• _What to do_:
Set the listing down unchanged, minus every embedded image.

• _The records_:
********************

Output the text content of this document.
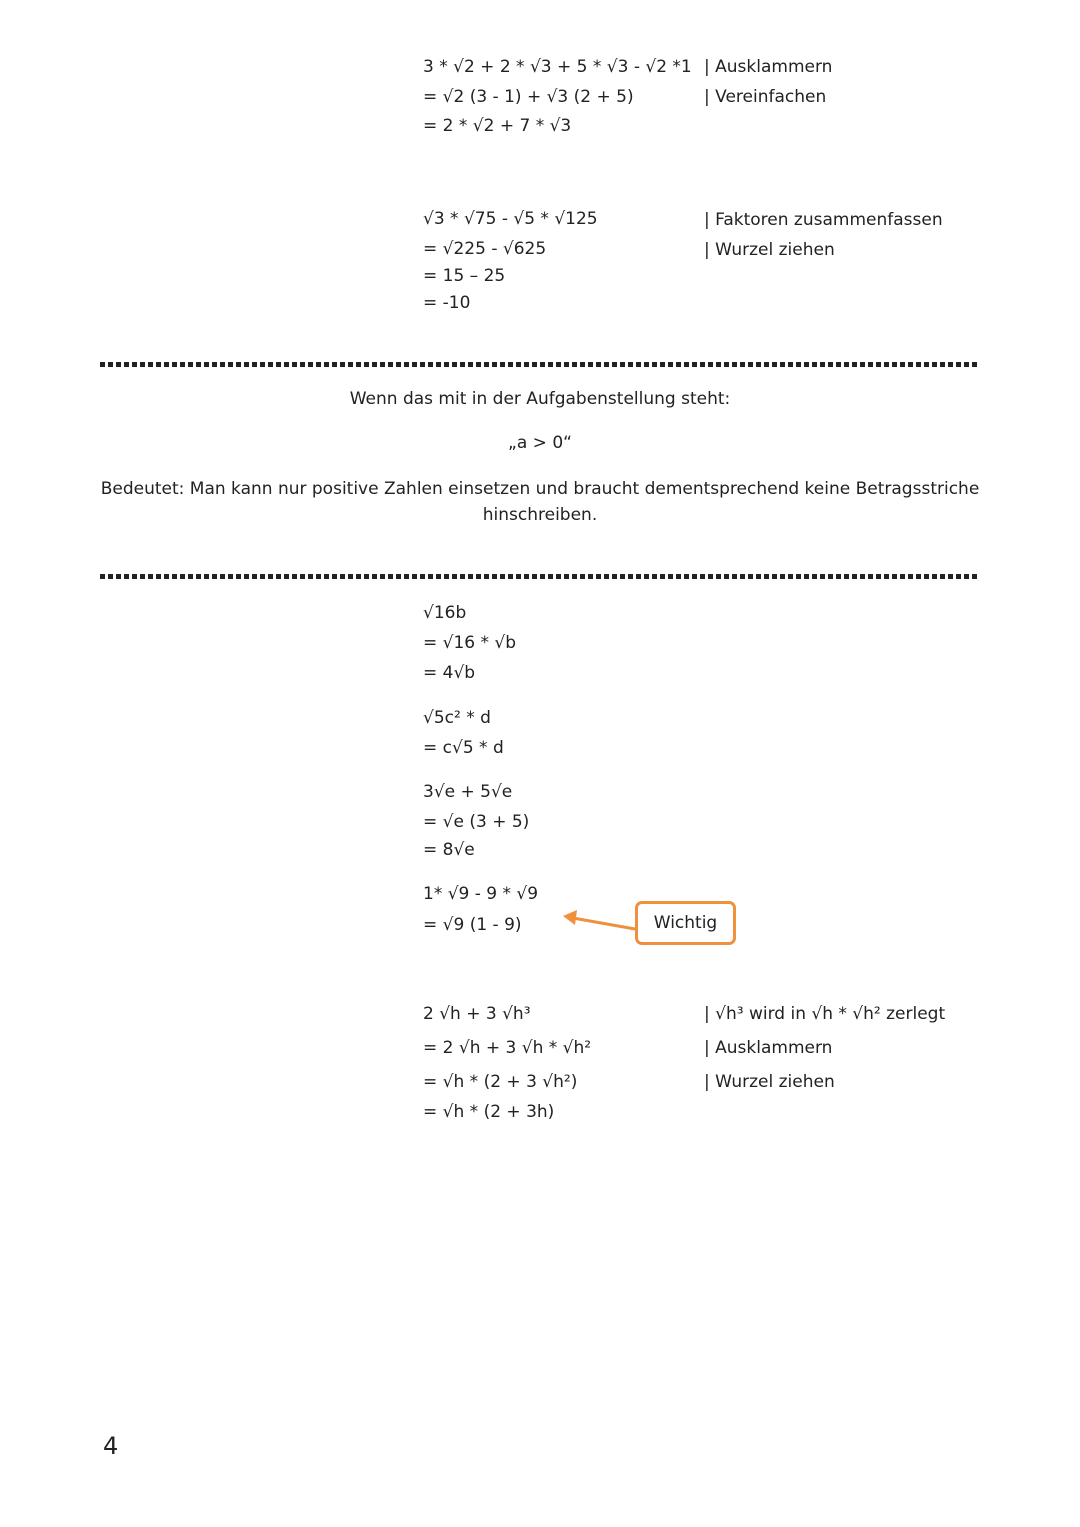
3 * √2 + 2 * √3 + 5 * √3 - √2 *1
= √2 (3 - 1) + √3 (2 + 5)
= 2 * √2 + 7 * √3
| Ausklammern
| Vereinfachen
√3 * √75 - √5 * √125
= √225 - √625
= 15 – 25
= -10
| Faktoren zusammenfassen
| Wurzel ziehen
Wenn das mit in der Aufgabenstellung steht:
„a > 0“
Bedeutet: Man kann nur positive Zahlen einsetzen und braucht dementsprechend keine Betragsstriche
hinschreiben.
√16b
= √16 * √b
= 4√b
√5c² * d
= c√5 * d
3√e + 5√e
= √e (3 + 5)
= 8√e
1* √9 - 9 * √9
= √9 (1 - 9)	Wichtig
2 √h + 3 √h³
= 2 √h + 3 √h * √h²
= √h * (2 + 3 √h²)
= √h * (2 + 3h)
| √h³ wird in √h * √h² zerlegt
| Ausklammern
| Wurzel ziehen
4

********************

• _Full response_:
Output the text content of this document.
3 * √2 + 2 * √3 + 5 * √3 - √2 *1
= √2 (3 - 1) + √3 (2 + 5)
= 2 * √2 + 7 * √3
| Ausklammern
| Vereinfachen
√3 * √75 - √5 * √125
= √225 - √625
= 15 – 25
= -10
| Faktoren zusammenfassen
| Wurzel ziehen
Wenn das mit in der Aufgabenstellung steht:
„a > 0“
Bedeutet: Man kann nur positive Zahlen einsetzen und braucht dementsprechend keine Betragsstriche
hinschreiben.
√16b
= √16 * √b
= 4√b
√5c² * d
= c√5 * d
3√e + 5√e
= √e (3 + 5)
= 8√e
1* √9 - 9 * √9
= √9 (1 - 9)	Wichtig
2 √h + 3 √h³
= 2 √h + 3 √h * √h²
= √h * (2 + 3 √h²)
= √h * (2 + 3h)
| √h³ wird in √h * √h² zerlegt
| Ausklammern
| Wurzel ziehen
4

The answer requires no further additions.